<<<<
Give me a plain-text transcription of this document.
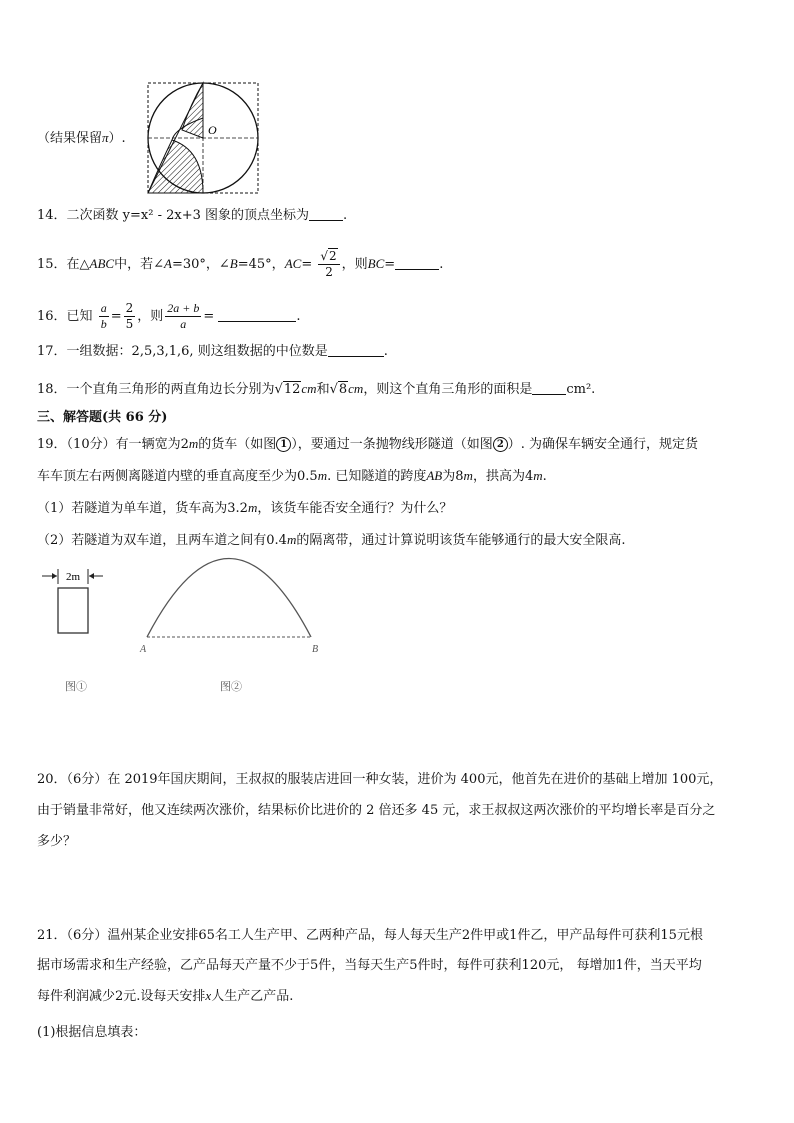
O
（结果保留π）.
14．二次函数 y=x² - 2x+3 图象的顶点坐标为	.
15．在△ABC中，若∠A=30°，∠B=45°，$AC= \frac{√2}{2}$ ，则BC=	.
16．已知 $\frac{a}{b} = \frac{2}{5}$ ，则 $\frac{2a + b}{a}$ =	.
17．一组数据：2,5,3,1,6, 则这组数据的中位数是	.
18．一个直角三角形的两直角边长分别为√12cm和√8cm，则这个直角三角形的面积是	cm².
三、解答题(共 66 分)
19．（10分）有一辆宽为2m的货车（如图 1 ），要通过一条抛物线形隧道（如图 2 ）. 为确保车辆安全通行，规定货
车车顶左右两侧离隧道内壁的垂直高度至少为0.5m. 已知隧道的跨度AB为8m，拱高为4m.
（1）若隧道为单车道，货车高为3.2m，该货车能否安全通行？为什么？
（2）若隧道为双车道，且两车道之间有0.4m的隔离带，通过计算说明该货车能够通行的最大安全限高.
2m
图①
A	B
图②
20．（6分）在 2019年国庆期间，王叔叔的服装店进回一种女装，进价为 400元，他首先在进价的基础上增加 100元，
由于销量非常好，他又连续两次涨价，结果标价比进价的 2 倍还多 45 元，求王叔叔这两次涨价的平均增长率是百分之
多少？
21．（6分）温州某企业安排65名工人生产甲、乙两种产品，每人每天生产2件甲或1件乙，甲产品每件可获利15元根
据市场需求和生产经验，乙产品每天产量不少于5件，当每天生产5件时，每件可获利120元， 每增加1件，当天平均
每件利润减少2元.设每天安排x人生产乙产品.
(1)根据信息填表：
>>>>
<<<<
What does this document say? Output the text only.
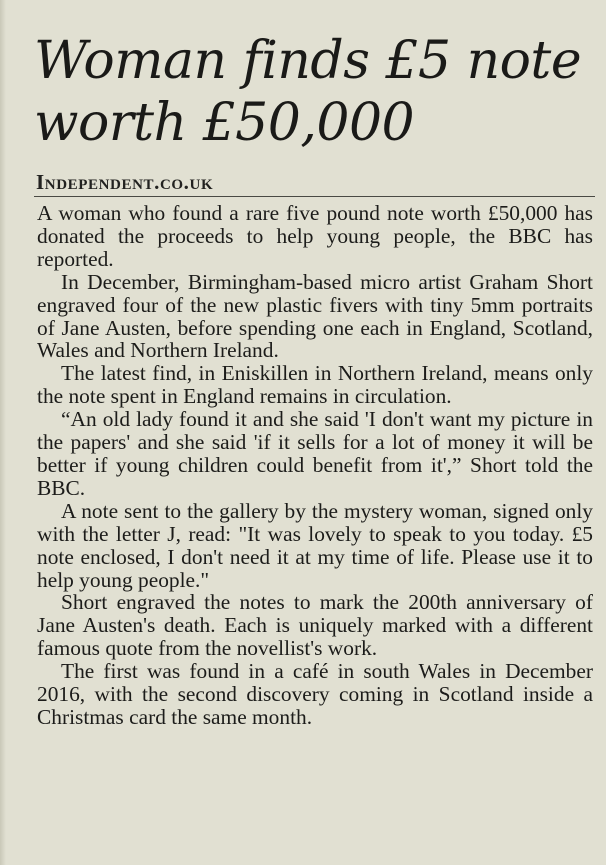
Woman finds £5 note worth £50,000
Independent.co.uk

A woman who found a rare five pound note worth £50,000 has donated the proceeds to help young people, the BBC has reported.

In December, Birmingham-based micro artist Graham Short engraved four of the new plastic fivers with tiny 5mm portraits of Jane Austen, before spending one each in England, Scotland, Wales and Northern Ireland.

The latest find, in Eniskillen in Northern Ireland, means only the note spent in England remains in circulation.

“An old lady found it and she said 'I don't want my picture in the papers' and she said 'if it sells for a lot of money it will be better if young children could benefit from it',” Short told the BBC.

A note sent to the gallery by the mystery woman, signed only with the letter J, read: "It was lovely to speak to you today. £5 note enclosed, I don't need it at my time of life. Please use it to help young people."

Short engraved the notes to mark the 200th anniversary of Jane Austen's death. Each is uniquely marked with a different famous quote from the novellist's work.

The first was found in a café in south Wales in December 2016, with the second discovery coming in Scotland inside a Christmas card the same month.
>>>>
GIVEN INSTRUCTION ▸
For each line of the entries that includes "Ireland", show that line.

WRITTEN SOLUTION ▸
In December, Birmingham-based micro artist Graham Short engraved four of the new plastic fivers with tiny 5mm portraits of Jane Austen, before spending one each in England, Scotland, Wales and Northern Ireland.
The latest find, in Eniskillen in Northern Ireland, means only the note spent in England remains in circulation.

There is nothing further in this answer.